* start AVAILABLE DATA *
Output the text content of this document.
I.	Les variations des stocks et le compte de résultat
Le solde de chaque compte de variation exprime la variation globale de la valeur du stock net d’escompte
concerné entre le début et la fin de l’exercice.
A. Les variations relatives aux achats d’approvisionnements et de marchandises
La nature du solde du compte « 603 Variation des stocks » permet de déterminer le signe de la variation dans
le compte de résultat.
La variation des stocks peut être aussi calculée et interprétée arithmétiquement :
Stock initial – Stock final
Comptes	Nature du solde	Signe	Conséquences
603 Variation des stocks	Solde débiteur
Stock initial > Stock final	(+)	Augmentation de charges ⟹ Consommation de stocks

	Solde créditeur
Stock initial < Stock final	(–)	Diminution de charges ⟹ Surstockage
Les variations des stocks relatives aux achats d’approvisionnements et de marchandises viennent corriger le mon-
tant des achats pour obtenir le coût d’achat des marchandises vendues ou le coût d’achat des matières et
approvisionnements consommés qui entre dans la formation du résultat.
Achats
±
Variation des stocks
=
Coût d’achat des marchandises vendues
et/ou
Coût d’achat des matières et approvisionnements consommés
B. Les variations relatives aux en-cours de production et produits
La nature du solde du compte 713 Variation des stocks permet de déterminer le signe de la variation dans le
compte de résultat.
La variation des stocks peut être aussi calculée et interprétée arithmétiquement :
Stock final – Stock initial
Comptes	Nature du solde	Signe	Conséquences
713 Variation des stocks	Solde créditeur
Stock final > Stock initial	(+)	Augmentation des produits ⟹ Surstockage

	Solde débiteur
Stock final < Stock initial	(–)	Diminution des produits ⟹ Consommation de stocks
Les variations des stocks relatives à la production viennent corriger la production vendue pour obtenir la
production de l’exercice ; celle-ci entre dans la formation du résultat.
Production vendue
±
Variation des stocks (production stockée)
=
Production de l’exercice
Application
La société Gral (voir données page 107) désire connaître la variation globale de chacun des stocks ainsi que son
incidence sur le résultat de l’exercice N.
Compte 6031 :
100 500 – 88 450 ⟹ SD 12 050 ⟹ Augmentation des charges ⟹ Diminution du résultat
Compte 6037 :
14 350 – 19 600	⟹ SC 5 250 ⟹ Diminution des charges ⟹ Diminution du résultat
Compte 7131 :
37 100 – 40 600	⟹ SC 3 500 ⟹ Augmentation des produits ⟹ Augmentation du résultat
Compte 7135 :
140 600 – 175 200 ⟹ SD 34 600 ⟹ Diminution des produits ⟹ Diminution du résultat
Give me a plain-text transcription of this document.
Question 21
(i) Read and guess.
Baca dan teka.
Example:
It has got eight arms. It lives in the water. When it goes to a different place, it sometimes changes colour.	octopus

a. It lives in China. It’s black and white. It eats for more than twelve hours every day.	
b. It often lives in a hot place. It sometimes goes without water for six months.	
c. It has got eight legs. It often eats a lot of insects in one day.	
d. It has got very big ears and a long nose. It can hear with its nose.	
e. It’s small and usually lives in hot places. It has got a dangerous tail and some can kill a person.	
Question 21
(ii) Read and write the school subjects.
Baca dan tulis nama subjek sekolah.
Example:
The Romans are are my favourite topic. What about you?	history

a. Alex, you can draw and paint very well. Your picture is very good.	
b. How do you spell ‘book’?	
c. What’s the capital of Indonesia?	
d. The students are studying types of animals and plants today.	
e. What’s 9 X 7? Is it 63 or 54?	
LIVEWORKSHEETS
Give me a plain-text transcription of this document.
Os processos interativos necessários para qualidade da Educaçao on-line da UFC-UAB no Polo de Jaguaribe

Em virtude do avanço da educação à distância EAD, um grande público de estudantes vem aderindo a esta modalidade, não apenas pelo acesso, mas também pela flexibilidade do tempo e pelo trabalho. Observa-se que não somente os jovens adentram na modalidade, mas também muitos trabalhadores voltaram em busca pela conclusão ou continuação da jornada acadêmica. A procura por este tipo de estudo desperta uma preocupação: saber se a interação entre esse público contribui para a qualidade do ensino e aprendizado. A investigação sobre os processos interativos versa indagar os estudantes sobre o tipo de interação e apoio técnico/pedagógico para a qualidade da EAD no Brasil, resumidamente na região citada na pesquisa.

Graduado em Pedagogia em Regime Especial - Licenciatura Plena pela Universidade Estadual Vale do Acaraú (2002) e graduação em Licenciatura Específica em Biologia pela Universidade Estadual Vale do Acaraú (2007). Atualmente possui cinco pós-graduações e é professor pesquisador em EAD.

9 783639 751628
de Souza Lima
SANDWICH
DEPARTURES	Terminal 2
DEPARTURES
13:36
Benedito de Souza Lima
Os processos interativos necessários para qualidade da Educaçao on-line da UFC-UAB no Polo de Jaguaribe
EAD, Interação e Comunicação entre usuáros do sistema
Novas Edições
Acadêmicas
* end AVAILABLE DATA *
• WHAT IS BEING ASKED
Extract the full listing and reproduce each line exactly.

• TASK SOLUTION
Output the text content of this document.
I.	Les variations des stocks et le compte de résultat
Le solde de chaque compte de variation exprime la variation globale de la valeur du stock net d’escompte
concerné entre le début et la fin de l’exercice.
A. Les variations relatives aux achats d’approvisionnements et de marchandises
La nature du solde du compte « 603 Variation des stocks » permet de déterminer le signe de la variation dans
le compte de résultat.
La variation des stocks peut être aussi calculée et interprétée arithmétiquement :
Stock initial – Stock final
Comptes	Nature du solde	Signe	Conséquences
603 Variation des stocks	Solde débiteur
Stock initial > Stock final	(+)	Augmentation de charges ⟹ Consommation de stocks

	Solde créditeur
Stock initial < Stock final	(–)	Diminution de charges ⟹ Surstockage
Les variations des stocks relatives aux achats d’approvisionnements et de marchandises viennent corriger le mon-
tant des achats pour obtenir le coût d’achat des marchandises vendues ou le coût d’achat des matières et
approvisionnements consommés qui entre dans la formation du résultat.
Achats
±
Variation des stocks
=
Coût d’achat des marchandises vendues
et/ou
Coût d’achat des matières et approvisionnements consommés
B. Les variations relatives aux en-cours de production et produits
La nature du solde du compte 713 Variation des stocks permet de déterminer le signe de la variation dans le
compte de résultat.
La variation des stocks peut être aussi calculée et interprétée arithmétiquement :
Stock final – Stock initial
Comptes	Nature du solde	Signe	Conséquences
713 Variation des stocks	Solde créditeur
Stock final > Stock initial	(+)	Augmentation des produits ⟹ Surstockage

	Solde débiteur
Stock final < Stock initial	(–)	Diminution des produits ⟹ Consommation de stocks
Les variations des stocks relatives à la production viennent corriger la production vendue pour obtenir la
production de l’exercice ; celle-ci entre dans la formation du résultat.
Production vendue
±
Variation des stocks (production stockée)
=
Production de l’exercice
Application
La société Gral (voir données page 107) désire connaître la variation globale de chacun des stocks ainsi que son
incidence sur le résultat de l’exercice N.
Compte 6031 :
100 500 – 88 450 ⟹ SD 12 050 ⟹ Augmentation des charges ⟹ Diminution du résultat
Compte 6037 :
14 350 – 19 600	⟹ SC 5 250 ⟹ Diminution des charges ⟹ Diminution du résultat
Compte 7131 :
37 100 – 40 600	⟹ SC 3 500 ⟹ Augmentation des produits ⟹ Augmentation du résultat
Compte 7135 :
140 600 – 175 200 ⟹ SD 34 600 ⟹ Diminution des produits ⟹ Diminution du résultat
Give me a plain-text transcription of this document.
Question 21
(i) Read and guess.
Baca dan teka.
Example:
It has got eight arms. It lives in the water. When it goes to a different place, it sometimes changes colour.	octopus

a. It lives in China. It’s black and white. It eats for more than twelve hours every day.	
b. It often lives in a hot place. It sometimes goes without water for six months.	
c. It has got eight legs. It often eats a lot of insects in one day.	
d. It has got very big ears and a long nose. It can hear with its nose.	
e. It’s small and usually lives in hot places. It has got a dangerous tail and some can kill a person.	
Question 21
(ii) Read and write the school subjects.
Baca dan tulis nama subjek sekolah.
Example:
The Romans are are my favourite topic. What about you?	history

a. Alex, you can draw and paint very well. Your picture is very good.	
b. How do you spell ‘book’?	
c. What’s the capital of Indonesia?	
d. The students are studying types of animals and plants today.	
e. What’s 9 X 7? Is it 63 or 54?	
LIVEWORKSHEETS
Give me a plain-text transcription of this document.
Os processos interativos necessários para qualidade da Educaçao on-line da UFC-UAB no Polo de Jaguaribe

Em virtude do avanço da educação à distância EAD, um grande público de estudantes vem aderindo a esta modalidade, não apenas pelo acesso, mas também pela flexibilidade do tempo e pelo trabalho. Observa-se que não somente os jovens adentram na modalidade, mas também muitos trabalhadores voltaram em busca pela conclusão ou continuação da jornada acadêmica. A procura por este tipo de estudo desperta uma preocupação: saber se a interação entre esse público contribui para a qualidade do ensino e aprendizado. A investigação sobre os processos interativos versa indagar os estudantes sobre o tipo de interação e apoio técnico/pedagógico para a qualidade da EAD no Brasil, resumidamente na região citada na pesquisa.

Graduado em Pedagogia em Regime Especial - Licenciatura Plena pela Universidade Estadual Vale do Acaraú (2002) e graduação em Licenciatura Específica em Biologia pela Universidade Estadual Vale do Acaraú (2007). Atualmente possui cinco pós-graduações e é professor pesquisador em EAD.

9 783639 751628
de Souza Lima
SANDWICH
DEPARTURES	Terminal 2
DEPARTURES
13:36
Benedito de Souza Lima
Os processos interativos necessários para qualidade da Educaçao on-line da UFC-UAB no Polo de Jaguaribe
EAD, Interação e Comunicação entre usuáros do sistema
Novas Edições
Acadêmicas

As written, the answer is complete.